>> START RECORDS SHOWN

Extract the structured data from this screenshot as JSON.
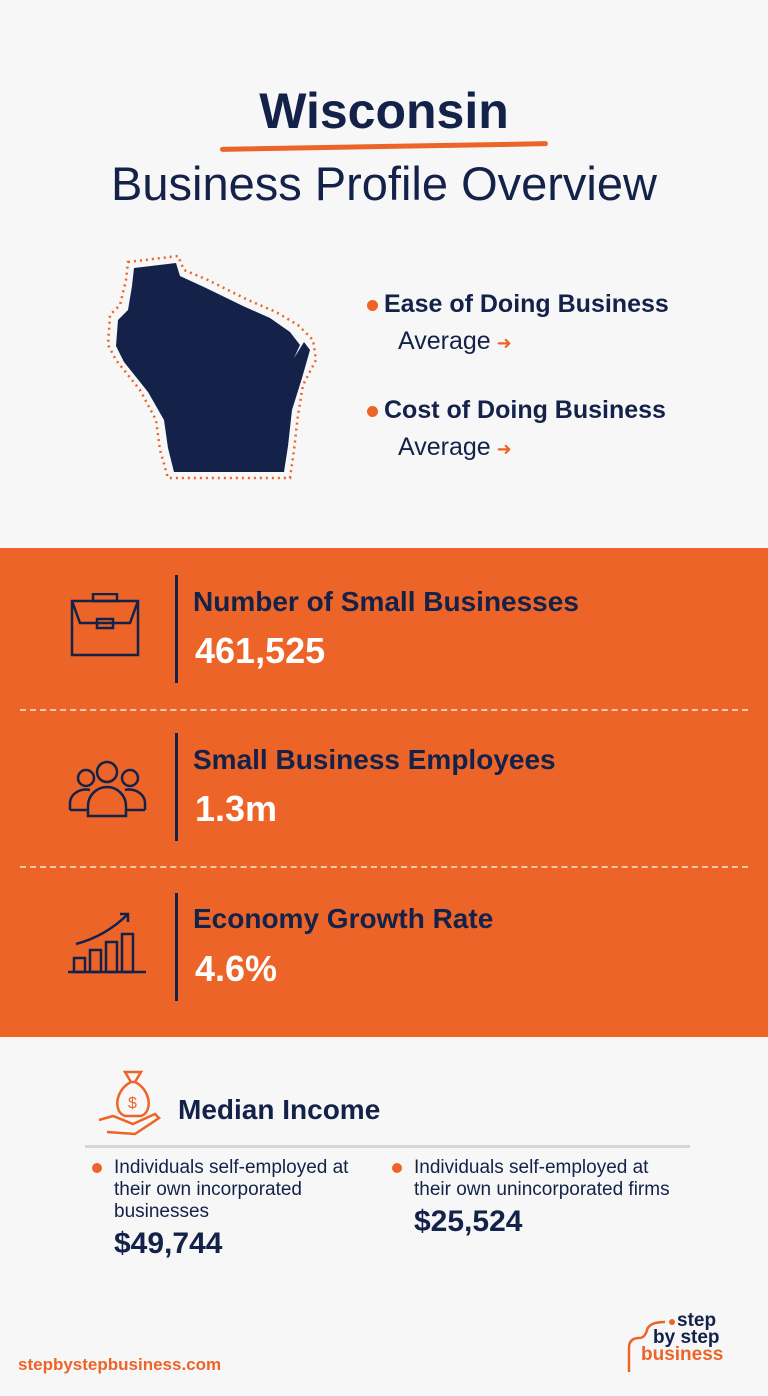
{
  "header": {
    "title": "Wisconsin",
    "subtitle": "Business Profile Overview"
  },
  "ratings": [
    {
      "label": "Ease of Doing Business",
      "value": "Average"
    },
    {
      "label": "Cost of Doing Business",
      "value": "Average"
    }
  ],
  "stats": [
    {
      "icon": "briefcase-icon",
      "label": "Number of Small Businesses",
      "value": "461,525"
    },
    {
      "icon": "people-icon",
      "label": "Small Business Employees",
      "value": "1.3m"
    },
    {
      "icon": "growth-chart-icon",
      "label": "Economy Growth Rate",
      "value": "4.6%"
    }
  ],
  "median": {
    "title": "Median Income",
    "items": [
      {
        "label": "Individuals self-employed at their own incorporated businesses",
        "value": "$49,744"
      },
      {
        "label": "Individuals self-employed at their own unincorporated firms",
        "value": "$25,524"
      }
    ]
  },
  "footer": {
    "url": "stepbystepbusiness.com",
    "logo": [
      "step",
      "by step",
      "business"
    ]
  },
  "colors": {
    "navy": "#14224a",
    "orange": "#ec6428",
    "background": "#f7f7f7"
  }
}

>> END RECORDS SHOWN

--- YOUR OBJECTIVE ---
Go through the listing above and write it out again exactly, dropping the pictures.

--- RESPONSE TO THIS EXERCISE ---
Extract the structured data from this screenshot as JSON.
{
  "header": {
    "title": "Wisconsin",
    "subtitle": "Business Profile Overview"
  },
  "ratings": [
    {
      "label": "Ease of Doing Business",
      "value": "Average"
    },
    {
      "label": "Cost of Doing Business",
      "value": "Average"
    }
  ],
  "stats": [
    {
      "icon": "briefcase-icon",
      "label": "Number of Small Businesses",
      "value": "461,525"
    },
    {
      "icon": "people-icon",
      "label": "Small Business Employees",
      "value": "1.3m"
    },
    {
      "icon": "growth-chart-icon",
      "label": "Economy Growth Rate",
      "value": "4.6%"
    }
  ],
  "median": {
    "title": "Median Income",
    "items": [
      {
        "label": "Individuals self-employed at their own incorporated businesses",
        "value": "$49,744"
      },
      {
        "label": "Individuals self-employed at their own unincorporated firms",
        "value": "$25,524"
      }
    ]
  },
  "footer": {
    "url": "stepbystepbusiness.com",
    "logo": [
      "step",
      "by step",
      "business"
    ]
  },
  "colors": {
    "navy": "#14224a",
    "orange": "#ec6428",
    "background": "#f7f7f7"
  }
}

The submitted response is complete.